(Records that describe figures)

########################################

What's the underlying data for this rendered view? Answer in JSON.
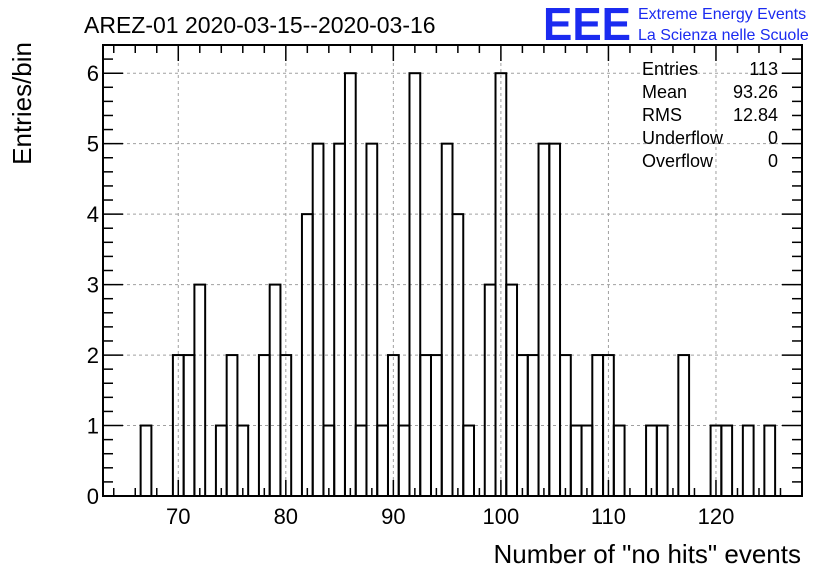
{
  "chart_data": {
    "type": "bar",
    "title": "AREZ-01 2020-03-15--2020-03-16",
    "xlabel": "Number of \"no hits\" events",
    "ylabel": "Entries/bin",
    "xlim": [
      63,
      128
    ],
    "ylim": [
      0,
      6.4
    ],
    "grid": true,
    "x_ticks": [
      "70",
      "80",
      "90",
      "100",
      "110",
      "120"
    ],
    "y_ticks": [
      "0",
      "1",
      "2",
      "3",
      "4",
      "5",
      "6"
    ],
    "bins": [
      {
        "x": 66,
        "count": 0
      },
      {
        "x": 67,
        "count": 1
      },
      {
        "x": 68,
        "count": 0
      },
      {
        "x": 69,
        "count": 0
      },
      {
        "x": 70,
        "count": 2
      },
      {
        "x": 71,
        "count": 2
      },
      {
        "x": 72,
        "count": 3
      },
      {
        "x": 73,
        "count": 0
      },
      {
        "x": 74,
        "count": 1
      },
      {
        "x": 75,
        "count": 2
      },
      {
        "x": 76,
        "count": 1
      },
      {
        "x": 77,
        "count": 0
      },
      {
        "x": 78,
        "count": 2
      },
      {
        "x": 79,
        "count": 3
      },
      {
        "x": 80,
        "count": 2
      },
      {
        "x": 81,
        "count": 0
      },
      {
        "x": 82,
        "count": 4
      },
      {
        "x": 83,
        "count": 5
      },
      {
        "x": 84,
        "count": 1
      },
      {
        "x": 85,
        "count": 5
      },
      {
        "x": 86,
        "count": 6
      },
      {
        "x": 87,
        "count": 1
      },
      {
        "x": 88,
        "count": 5
      },
      {
        "x": 89,
        "count": 1
      },
      {
        "x": 90,
        "count": 2
      },
      {
        "x": 91,
        "count": 1
      },
      {
        "x": 92,
        "count": 6
      },
      {
        "x": 93,
        "count": 2
      },
      {
        "x": 94,
        "count": 2
      },
      {
        "x": 95,
        "count": 5
      },
      {
        "x": 96,
        "count": 4
      },
      {
        "x": 97,
        "count": 1
      },
      {
        "x": 98,
        "count": 0
      },
      {
        "x": 99,
        "count": 3
      },
      {
        "x": 100,
        "count": 6
      },
      {
        "x": 101,
        "count": 3
      },
      {
        "x": 102,
        "count": 2
      },
      {
        "x": 103,
        "count": 2
      },
      {
        "x": 104,
        "count": 5
      },
      {
        "x": 105,
        "count": 5
      },
      {
        "x": 106,
        "count": 2
      },
      {
        "x": 107,
        "count": 1
      },
      {
        "x": 108,
        "count": 1
      },
      {
        "x": 109,
        "count": 2
      },
      {
        "x": 110,
        "count": 2
      },
      {
        "x": 111,
        "count": 1
      },
      {
        "x": 112,
        "count": 0
      },
      {
        "x": 113,
        "count": 0
      },
      {
        "x": 114,
        "count": 1
      },
      {
        "x": 115,
        "count": 1
      },
      {
        "x": 116,
        "count": 0
      },
      {
        "x": 117,
        "count": 2
      },
      {
        "x": 118,
        "count": 0
      },
      {
        "x": 119,
        "count": 0
      },
      {
        "x": 120,
        "count": 1
      },
      {
        "x": 121,
        "count": 1
      },
      {
        "x": 122,
        "count": 0
      },
      {
        "x": 123,
        "count": 1
      },
      {
        "x": 124,
        "count": 0
      },
      {
        "x": 125,
        "count": 1
      },
      {
        "x": 126,
        "count": 0
      }
    ],
    "stats": [
      {
        "label": "Entries",
        "value": "113"
      },
      {
        "label": "Mean",
        "value": "93.26"
      },
      {
        "label": "RMS",
        "value": "12.84"
      },
      {
        "label": "Underflow",
        "value": "0"
      },
      {
        "label": "Overflow",
        "value": "0"
      }
    ]
  },
  "logo": {
    "mark": "EEE",
    "line1": "Extreme Energy Events",
    "line2": "La Scienza nelle Scuole"
  },
  "colors": {
    "logo": "#1b2bf0",
    "grid": "#a0a0a0",
    "line": "#000000"
  }
}
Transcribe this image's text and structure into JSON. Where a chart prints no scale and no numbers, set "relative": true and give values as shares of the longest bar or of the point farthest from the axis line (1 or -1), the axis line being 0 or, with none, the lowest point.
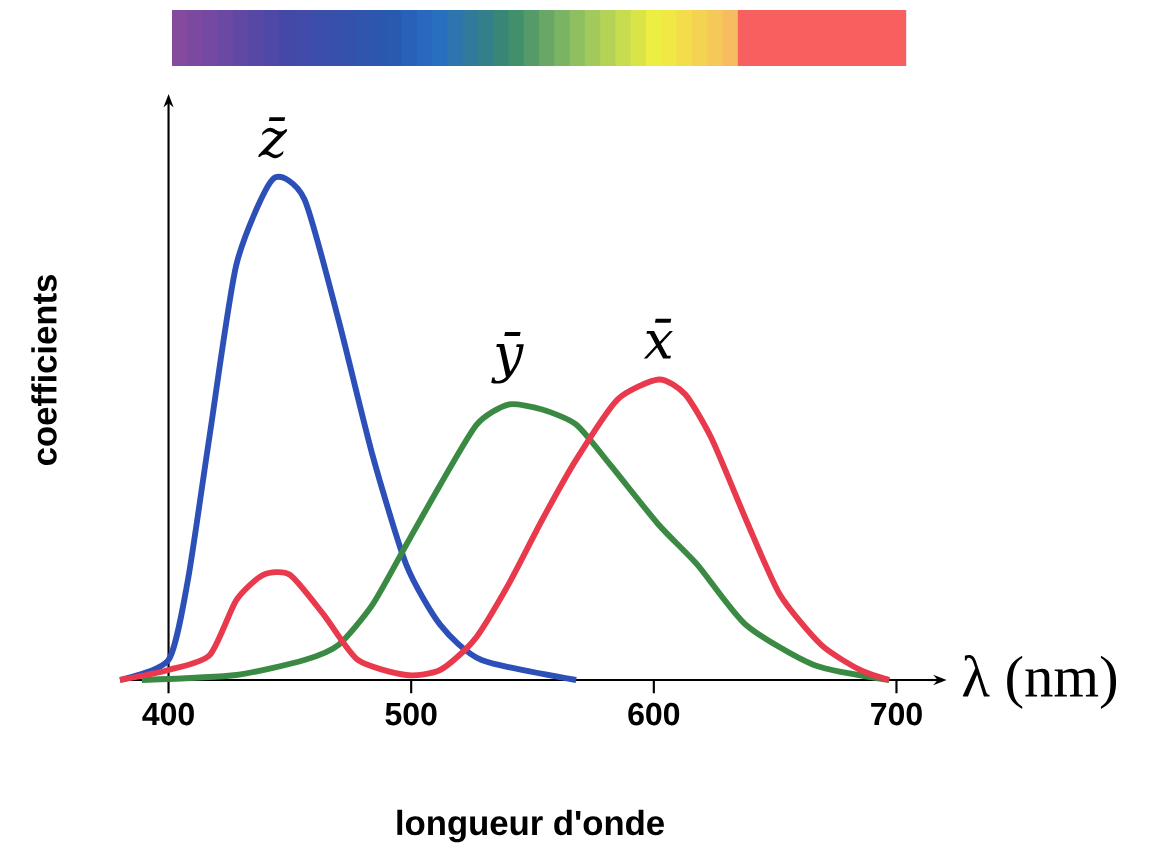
{
  "chart_data": {
    "type": "line",
    "relative": true,
    "xlabel": "longueur d'onde",
    "ylabel": "coefficients",
    "annotations": [
      "λ (nm)"
    ],
    "xlim": [
      380,
      713
    ],
    "xticks": [
      400,
      500,
      600,
      700
    ],
    "series": [
      {
        "name": "z̄",
        "color": "#2c50b8",
        "x": [
          380,
          400,
          408,
          417,
          428,
          443,
          456,
          470,
          484,
          498,
          512,
          529,
          568
        ],
        "values": [
          0,
          0.04,
          0.2,
          0.49,
          0.83,
          1.0,
          0.96,
          0.72,
          0.45,
          0.23,
          0.11,
          0.04,
          0
        ]
      },
      {
        "name": "ȳ",
        "color": "#3a8a44",
        "x": [
          389,
          428,
          456,
          470,
          484,
          498,
          512,
          527,
          540,
          554,
          568,
          582,
          602,
          618,
          638,
          666,
          697
        ],
        "values": [
          0,
          0.01,
          0.04,
          0.07,
          0.15,
          0.27,
          0.39,
          0.51,
          0.55,
          0.54,
          0.51,
          0.43,
          0.31,
          0.23,
          0.11,
          0.03,
          0
        ]
      },
      {
        "name": "x̄",
        "color": "#e83a4c",
        "x": [
          380,
          400,
          417,
          428,
          439,
          450,
          464,
          478,
          498,
          512,
          526,
          540,
          554,
          568,
          585,
          602,
          613,
          624,
          638,
          652,
          669,
          685,
          697
        ],
        "values": [
          0,
          0.02,
          0.05,
          0.16,
          0.21,
          0.21,
          0.13,
          0.04,
          0.01,
          0.02,
          0.08,
          0.19,
          0.32,
          0.44,
          0.56,
          0.6,
          0.57,
          0.48,
          0.32,
          0.17,
          0.07,
          0.02,
          0
        ]
      }
    ]
  }
}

########################################

Quote each record exactly as it stands, minus the pictures.

▸ **Result of this exercise**:
What's the underlying data for this rendered view? Answer in JSON.
{
  "chart_data": {
    "type": "bar",
    "title": "AREZ-01 2020-03-15--2020-03-16",
    "xlabel": "Number of \"no hits\" events",
    "ylabel": "Entries/bin",
    "xlim": [
      63,
      128
    ],
    "ylim": [
      0,
      6.4
    ],
    "grid": true,
    "x_ticks": [
      "70",
      "80",
      "90",
      "100",
      "110",
      "120"
    ],
    "y_ticks": [
      "0",
      "1",
      "2",
      "3",
      "4",
      "5",
      "6"
    ],
    "bins": [
      {
        "x": 66,
        "count": 0
      },
      {
        "x": 67,
        "count": 1
      },
      {
        "x": 68,
        "count": 0
      },
      {
        "x": 69,
        "count": 0
      },
      {
        "x": 70,
        "count": 2
      },
      {
        "x": 71,
        "count": 2
      },
      {
        "x": 72,
        "count": 3
      },
      {
        "x": 73,
        "count": 0
      },
      {
        "x": 74,
        "count": 1
      },
      {
        "x": 75,
        "count": 2
      },
      {
        "x": 76,
        "count": 1
      },
      {
        "x": 77,
        "count": 0
      },
      {
        "x": 78,
        "count": 2
      },
      {
        "x": 79,
        "count": 3
      },
      {
        "x": 80,
        "count": 2
      },
      {
        "x": 81,
        "count": 0
      },
      {
        "x": 82,
        "count": 4
      },
      {
        "x": 83,
        "count": 5
      },
      {
        "x": 84,
        "count": 1
      },
      {
        "x": 85,
        "count": 5
      },
      {
        "x": 86,
        "count": 6
      },
      {
        "x": 87,
        "count": 1
      },
      {
        "x": 88,
        "count": 5
      },
      {
        "x": 89,
        "count": 1
      },
      {
        "x": 90,
        "count": 2
      },
      {
        "x": 91,
        "count": 1
      },
      {
        "x": 92,
        "count": 6
      },
      {
        "x": 93,
        "count": 2
      },
      {
        "x": 94,
        "count": 2
      },
      {
        "x": 95,
        "count": 5
      },
      {
        "x": 96,
        "count": 4
      },
      {
        "x": 97,
        "count": 1
      },
      {
        "x": 98,
        "count": 0
      },
      {
        "x": 99,
        "count": 3
      },
      {
        "x": 100,
        "count": 6
      },
      {
        "x": 101,
        "count": 3
      },
      {
        "x": 102,
        "count": 2
      },
      {
        "x": 103,
        "count": 2
      },
      {
        "x": 104,
        "count": 5
      },
      {
        "x": 105,
        "count": 5
      },
      {
        "x": 106,
        "count": 2
      },
      {
        "x": 107,
        "count": 1
      },
      {
        "x": 108,
        "count": 1
      },
      {
        "x": 109,
        "count": 2
      },
      {
        "x": 110,
        "count": 2
      },
      {
        "x": 111,
        "count": 1
      },
      {
        "x": 112,
        "count": 0
      },
      {
        "x": 113,
        "count": 0
      },
      {
        "x": 114,
        "count": 1
      },
      {
        "x": 115,
        "count": 1
      },
      {
        "x": 116,
        "count": 0
      },
      {
        "x": 117,
        "count": 2
      },
      {
        "x": 118,
        "count": 0
      },
      {
        "x": 119,
        "count": 0
      },
      {
        "x": 120,
        "count": 1
      },
      {
        "x": 121,
        "count": 1
      },
      {
        "x": 122,
        "count": 0
      },
      {
        "x": 123,
        "count": 1
      },
      {
        "x": 124,
        "count": 0
      },
      {
        "x": 125,
        "count": 1
      },
      {
        "x": 126,
        "count": 0
      }
    ],
    "stats": [
      {
        "label": "Entries",
        "value": "113"
      },
      {
        "label": "Mean",
        "value": "93.26"
      },
      {
        "label": "RMS",
        "value": "12.84"
      },
      {
        "label": "Underflow",
        "value": "0"
      },
      {
        "label": "Overflow",
        "value": "0"
      }
    ]
  },
  "logo": {
    "mark": "EEE",
    "line1": "Extreme Energy Events",
    "line2": "La Scienza nelle Scuole"
  },
  "colors": {
    "logo": "#1b2bf0",
    "grid": "#a0a0a0",
    "line": "#000000"
  }
}
Transcribe this image's text and structure into JSON. Where a chart prints no scale and no numbers, set "relative": true and give values as shares of the longest bar or of the point farthest from the axis line (1 or -1), the axis line being 0 or, with none, the lowest point.
{
  "chart_data": {
    "type": "line",
    "relative": true,
    "xlabel": "longueur d'onde",
    "ylabel": "coefficients",
    "annotations": [
      "λ (nm)"
    ],
    "xlim": [
      380,
      713
    ],
    "xticks": [
      400,
      500,
      600,
      700
    ],
    "series": [
      {
        "name": "z̄",
        "color": "#2c50b8",
        "x": [
          380,
          400,
          408,
          417,
          428,
          443,
          456,
          470,
          484,
          498,
          512,
          529,
          568
        ],
        "values": [
          0,
          0.04,
          0.2,
          0.49,
          0.83,
          1.0,
          0.96,
          0.72,
          0.45,
          0.23,
          0.11,
          0.04,
          0
        ]
      },
      {
        "name": "ȳ",
        "color": "#3a8a44",
        "x": [
          389,
          428,
          456,
          470,
          484,
          498,
          512,
          527,
          540,
          554,
          568,
          582,
          602,
          618,
          638,
          666,
          697
        ],
        "values": [
          0,
          0.01,
          0.04,
          0.07,
          0.15,
          0.27,
          0.39,
          0.51,
          0.55,
          0.54,
          0.51,
          0.43,
          0.31,
          0.23,
          0.11,
          0.03,
          0
        ]
      },
      {
        "name": "x̄",
        "color": "#e83a4c",
        "x": [
          380,
          400,
          417,
          428,
          439,
          450,
          464,
          478,
          498,
          512,
          526,
          540,
          554,
          568,
          585,
          602,
          613,
          624,
          638,
          652,
          669,
          685,
          697
        ],
        "values": [
          0,
          0.02,
          0.05,
          0.16,
          0.21,
          0.21,
          0.13,
          0.04,
          0.01,
          0.02,
          0.08,
          0.19,
          0.32,
          0.44,
          0.56,
          0.6,
          0.57,
          0.48,
          0.32,
          0.17,
          0.07,
          0.02,
          0
        ]
      }
    ]
  }
}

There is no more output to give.